Source records
┄┄┄┄┄┄┄┄┄┄
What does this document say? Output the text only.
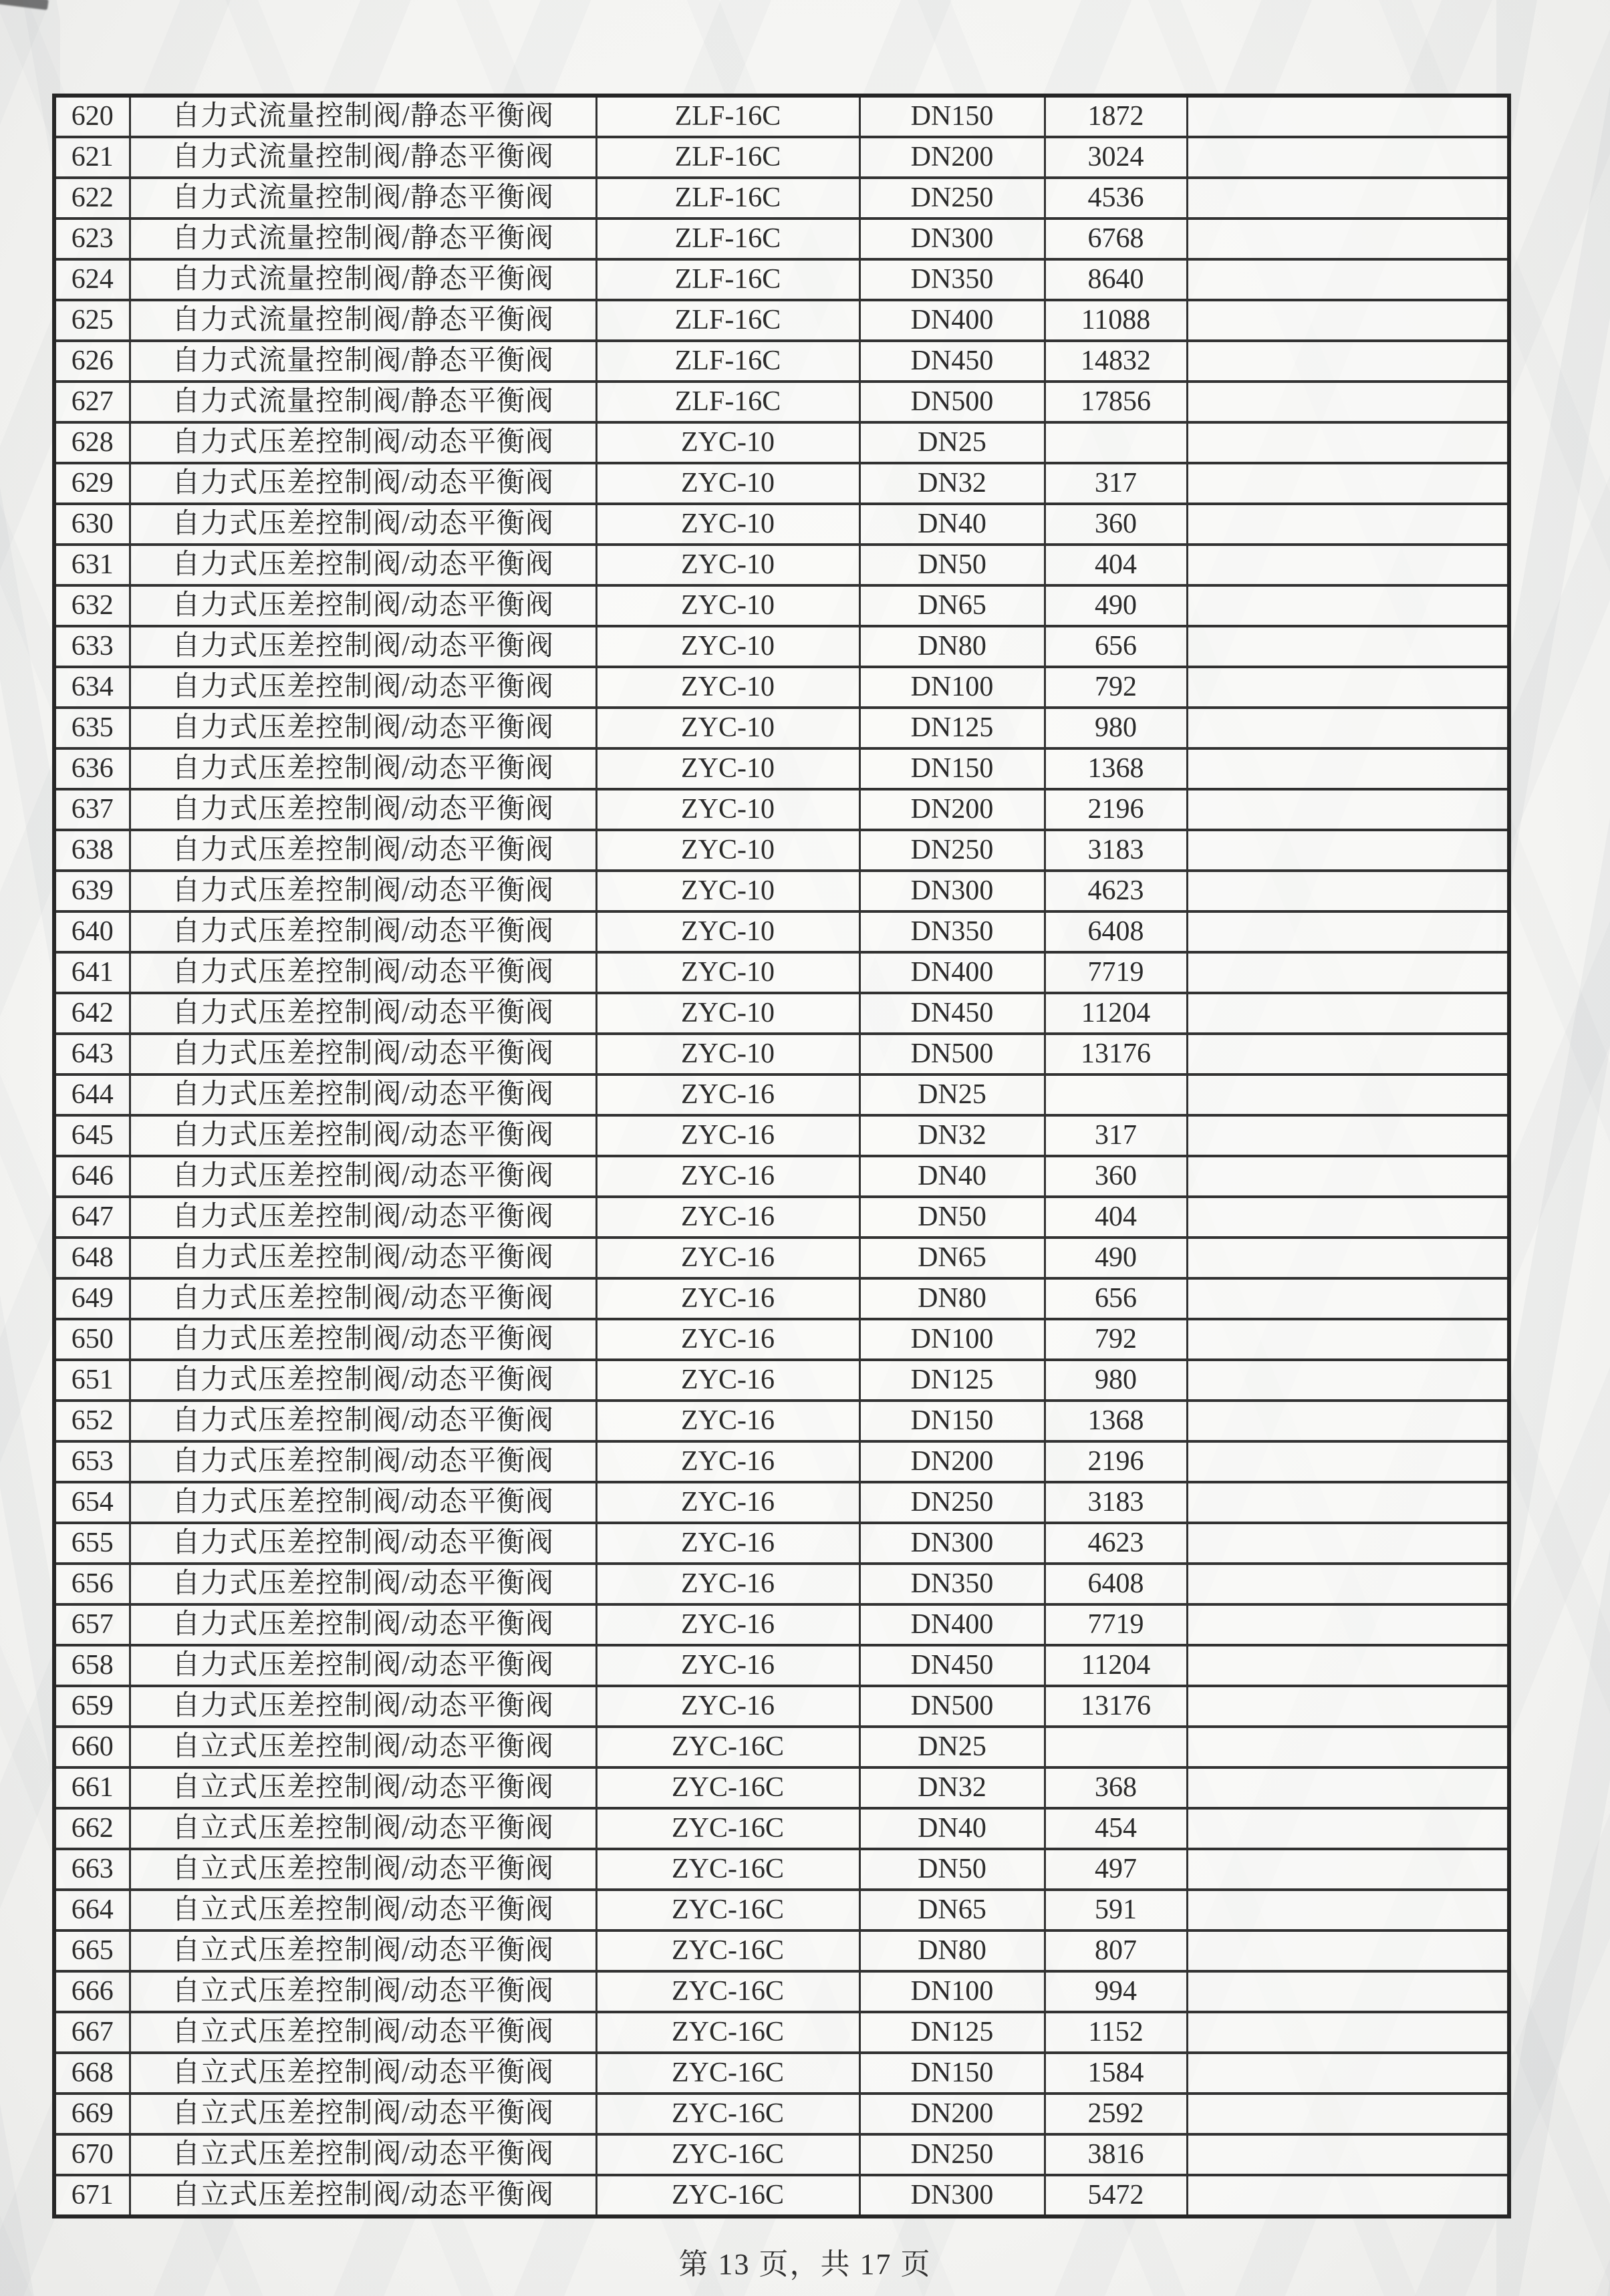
620	自力式流量控制阀/静态平衡阀	ZLF-16C	DN150	1872	
621	自力式流量控制阀/静态平衡阀	ZLF-16C	DN200	3024	
622	自力式流量控制阀/静态平衡阀	ZLF-16C	DN250	4536	
623	自力式流量控制阀/静态平衡阀	ZLF-16C	DN300	6768	
624	自力式流量控制阀/静态平衡阀	ZLF-16C	DN350	8640	
625	自力式流量控制阀/静态平衡阀	ZLF-16C	DN400	11088	
626	自力式流量控制阀/静态平衡阀	ZLF-16C	DN450	14832	
627	自力式流量控制阀/静态平衡阀	ZLF-16C	DN500	17856	
628	自力式压差控制阀/动态平衡阀	ZYC-10	DN25		
629	自力式压差控制阀/动态平衡阀	ZYC-10	DN32	317	
630	自力式压差控制阀/动态平衡阀	ZYC-10	DN40	360	
631	自力式压差控制阀/动态平衡阀	ZYC-10	DN50	404	
632	自力式压差控制阀/动态平衡阀	ZYC-10	DN65	490	
633	自力式压差控制阀/动态平衡阀	ZYC-10	DN80	656	
634	自力式压差控制阀/动态平衡阀	ZYC-10	DN100	792	
635	自力式压差控制阀/动态平衡阀	ZYC-10	DN125	980	
636	自力式压差控制阀/动态平衡阀	ZYC-10	DN150	1368	
637	自力式压差控制阀/动态平衡阀	ZYC-10	DN200	2196	
638	自力式压差控制阀/动态平衡阀	ZYC-10	DN250	3183	
639	自力式压差控制阀/动态平衡阀	ZYC-10	DN300	4623	
640	自力式压差控制阀/动态平衡阀	ZYC-10	DN350	6408	
641	自力式压差控制阀/动态平衡阀	ZYC-10	DN400	7719	
642	自力式压差控制阀/动态平衡阀	ZYC-10	DN450	11204	
643	自力式压差控制阀/动态平衡阀	ZYC-10	DN500	13176	
644	自力式压差控制阀/动态平衡阀	ZYC-16	DN25		
645	自力式压差控制阀/动态平衡阀	ZYC-16	DN32	317	
646	自力式压差控制阀/动态平衡阀	ZYC-16	DN40	360	
647	自力式压差控制阀/动态平衡阀	ZYC-16	DN50	404	
648	自力式压差控制阀/动态平衡阀	ZYC-16	DN65	490	
649	自力式压差控制阀/动态平衡阀	ZYC-16	DN80	656	
650	自力式压差控制阀/动态平衡阀	ZYC-16	DN100	792	
651	自力式压差控制阀/动态平衡阀	ZYC-16	DN125	980	
652	自力式压差控制阀/动态平衡阀	ZYC-16	DN150	1368	
653	自力式压差控制阀/动态平衡阀	ZYC-16	DN200	2196	
654	自力式压差控制阀/动态平衡阀	ZYC-16	DN250	3183	
655	自力式压差控制阀/动态平衡阀	ZYC-16	DN300	4623	
656	自力式压差控制阀/动态平衡阀	ZYC-16	DN350	6408	
657	自力式压差控制阀/动态平衡阀	ZYC-16	DN400	7719	
658	自力式压差控制阀/动态平衡阀	ZYC-16	DN450	11204	
659	自力式压差控制阀/动态平衡阀	ZYC-16	DN500	13176	
660	自立式压差控制阀/动态平衡阀	ZYC-16C	DN25		
661	自立式压差控制阀/动态平衡阀	ZYC-16C	DN32	368	
662	自立式压差控制阀/动态平衡阀	ZYC-16C	DN40	454	
663	自立式压差控制阀/动态平衡阀	ZYC-16C	DN50	497	
664	自立式压差控制阀/动态平衡阀	ZYC-16C	DN65	591	
665	自立式压差控制阀/动态平衡阀	ZYC-16C	DN80	807	
666	自立式压差控制阀/动态平衡阀	ZYC-16C	DN100	994	
667	自立式压差控制阀/动态平衡阀	ZYC-16C	DN125	1152	
668	自立式压差控制阀/动态平衡阀	ZYC-16C	DN150	1584	
669	自立式压差控制阀/动态平衡阀	ZYC-16C	DN200	2592	
670	自立式压差控制阀/动态平衡阀	ZYC-16C	DN250	3816	
671	自立式压差控制阀/动态平衡阀	ZYC-16C	DN300	5472	
第 13 页，共 17 页
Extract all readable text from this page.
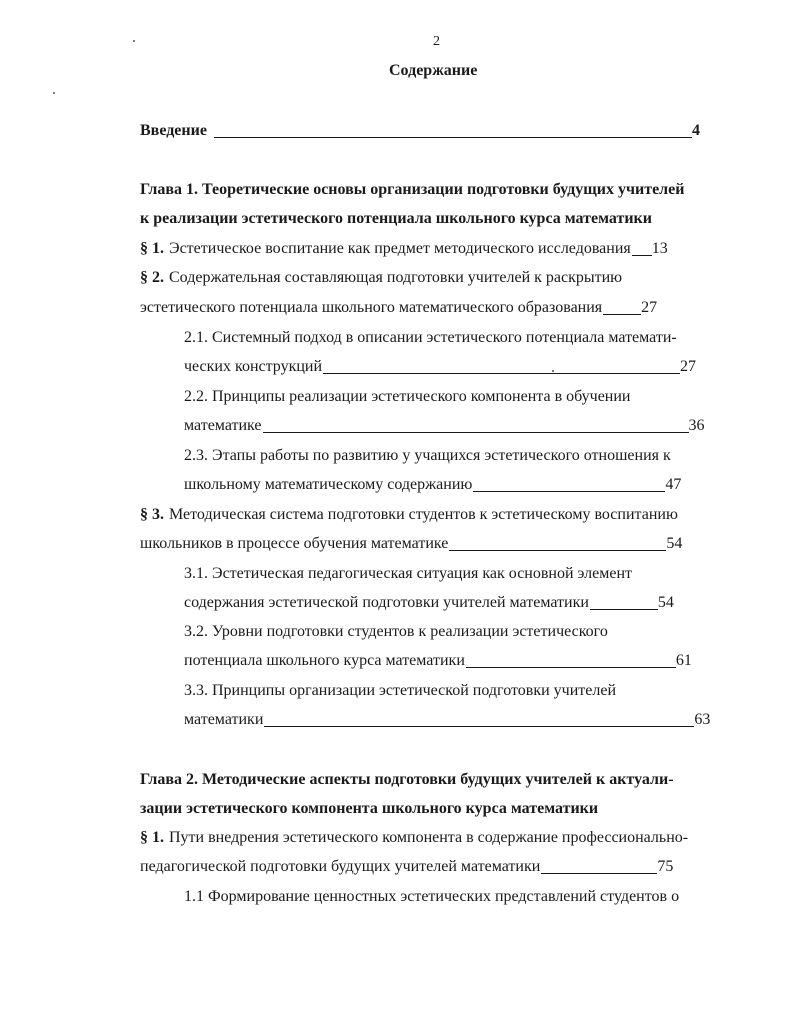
2
Содержание
Введение	4
Глава 1. Теоретические основы организации подготовки будущих учителей
к реализации эстетического потенциала школьного курса математики
§ 1. Эстетическое воспитание как предмет методического исследования 13
§ 2. Содержательная составляющая подготовки учителей к раскрытию
эстетического потенциала школьного математического образования 27
2.1. Системный подход в описании эстетического потенциала математи-
ческих конструкций	27
2.2. Принципы реализации эстетического компонента в обучении
математике	36
2.3. Этапы работы по развитию у учащихся эстетического отношения к
школьному математическому содержанию	47
§ 3. Методическая система подготовки студентов к эстетическому воспитанию
школьников в процессе обучения математике	54
3.1. Эстетическая педагогическая ситуация как основной элемент
содержания эстетической подготовки учителей математики	54
3.2. Уровни подготовки студентов к реализации эстетического
потенциала школьного курса математики	61
3.3. Принципы организации эстетической подготовки учителей
математики	63
Глава 2. Методические аспекты подготовки будущих учителей к актуали-
зации эстетического компонента школьного курса математики
§ 1. Пути внедрения эстетического компонента в содержание профессионально-
педагогической подготовки будущих учителей математики	75
1.1 Формирование ценностных эстетических представлений студентов о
┄┄┄┄┄┄┄┄┄┄
* _Task to complete_: Copy every entry word for word, but omit the pictures.

* _Solution for this problem_:
What does this document say? Output the text only.
620	自力式流量控制阀/静态平衡阀	ZLF-16C	DN150	1872	
621	自力式流量控制阀/静态平衡阀	ZLF-16C	DN200	3024	
622	自力式流量控制阀/静态平衡阀	ZLF-16C	DN250	4536	
623	自力式流量控制阀/静态平衡阀	ZLF-16C	DN300	6768	
624	自力式流量控制阀/静态平衡阀	ZLF-16C	DN350	8640	
625	自力式流量控制阀/静态平衡阀	ZLF-16C	DN400	11088	
626	自力式流量控制阀/静态平衡阀	ZLF-16C	DN450	14832	
627	自力式流量控制阀/静态平衡阀	ZLF-16C	DN500	17856	
628	自力式压差控制阀/动态平衡阀	ZYC-10	DN25		
629	自力式压差控制阀/动态平衡阀	ZYC-10	DN32	317	
630	自力式压差控制阀/动态平衡阀	ZYC-10	DN40	360	
631	自力式压差控制阀/动态平衡阀	ZYC-10	DN50	404	
632	自力式压差控制阀/动态平衡阀	ZYC-10	DN65	490	
633	自力式压差控制阀/动态平衡阀	ZYC-10	DN80	656	
634	自力式压差控制阀/动态平衡阀	ZYC-10	DN100	792	
635	自力式压差控制阀/动态平衡阀	ZYC-10	DN125	980	
636	自力式压差控制阀/动态平衡阀	ZYC-10	DN150	1368	
637	自力式压差控制阀/动态平衡阀	ZYC-10	DN200	2196	
638	自力式压差控制阀/动态平衡阀	ZYC-10	DN250	3183	
639	自力式压差控制阀/动态平衡阀	ZYC-10	DN300	4623	
640	自力式压差控制阀/动态平衡阀	ZYC-10	DN350	6408	
641	自力式压差控制阀/动态平衡阀	ZYC-10	DN400	7719	
642	自力式压差控制阀/动态平衡阀	ZYC-10	DN450	11204	
643	自力式压差控制阀/动态平衡阀	ZYC-10	DN500	13176	
644	自力式压差控制阀/动态平衡阀	ZYC-16	DN25		
645	自力式压差控制阀/动态平衡阀	ZYC-16	DN32	317	
646	自力式压差控制阀/动态平衡阀	ZYC-16	DN40	360	
647	自力式压差控制阀/动态平衡阀	ZYC-16	DN50	404	
648	自力式压差控制阀/动态平衡阀	ZYC-16	DN65	490	
649	自力式压差控制阀/动态平衡阀	ZYC-16	DN80	656	
650	自力式压差控制阀/动态平衡阀	ZYC-16	DN100	792	
651	自力式压差控制阀/动态平衡阀	ZYC-16	DN125	980	
652	自力式压差控制阀/动态平衡阀	ZYC-16	DN150	1368	
653	自力式压差控制阀/动态平衡阀	ZYC-16	DN200	2196	
654	自力式压差控制阀/动态平衡阀	ZYC-16	DN250	3183	
655	自力式压差控制阀/动态平衡阀	ZYC-16	DN300	4623	
656	自力式压差控制阀/动态平衡阀	ZYC-16	DN350	6408	
657	自力式压差控制阀/动态平衡阀	ZYC-16	DN400	7719	
658	自力式压差控制阀/动态平衡阀	ZYC-16	DN450	11204	
659	自力式压差控制阀/动态平衡阀	ZYC-16	DN500	13176	
660	自立式压差控制阀/动态平衡阀	ZYC-16C	DN25		
661	自立式压差控制阀/动态平衡阀	ZYC-16C	DN32	368	
662	自立式压差控制阀/动态平衡阀	ZYC-16C	DN40	454	
663	自立式压差控制阀/动态平衡阀	ZYC-16C	DN50	497	
664	自立式压差控制阀/动态平衡阀	ZYC-16C	DN65	591	
665	自立式压差控制阀/动态平衡阀	ZYC-16C	DN80	807	
666	自立式压差控制阀/动态平衡阀	ZYC-16C	DN100	994	
667	自立式压差控制阀/动态平衡阀	ZYC-16C	DN125	1152	
668	自立式压差控制阀/动态平衡阀	ZYC-16C	DN150	1584	
669	自立式压差控制阀/动态平衡阀	ZYC-16C	DN200	2592	
670	自立式压差控制阀/动态平衡阀	ZYC-16C	DN250	3816	
671	自立式压差控制阀/动态平衡阀	ZYC-16C	DN300	5472	
第 13 页，共 17 页
Extract all readable text from this page.
2
Содержание
Введение	4
Глава 1. Теоретические основы организации подготовки будущих учителей
к реализации эстетического потенциала школьного курса математики
§ 1. Эстетическое воспитание как предмет методического исследования 13
§ 2. Содержательная составляющая подготовки учителей к раскрытию
эстетического потенциала школьного математического образования 27
2.1. Системный подход в описании эстетического потенциала математи-
ческих конструкций	27
2.2. Принципы реализации эстетического компонента в обучении
математике	36
2.3. Этапы работы по развитию у учащихся эстетического отношения к
школьному математическому содержанию	47
§ 3. Методическая система подготовки студентов к эстетическому воспитанию
школьников в процессе обучения математике	54
3.1. Эстетическая педагогическая ситуация как основной элемент
содержания эстетической подготовки учителей математики	54
3.2. Уровни подготовки студентов к реализации эстетического
потенциала школьного курса математики	61
3.3. Принципы организации эстетической подготовки учителей
математики	63
Глава 2. Методические аспекты подготовки будущих учителей к актуали-
зации эстетического компонента школьного курса математики
§ 1. Пути внедрения эстетического компонента в содержание профессионально-
педагогической подготовки будущих учителей математики	75
1.1 Формирование ценностных эстетических представлений студентов о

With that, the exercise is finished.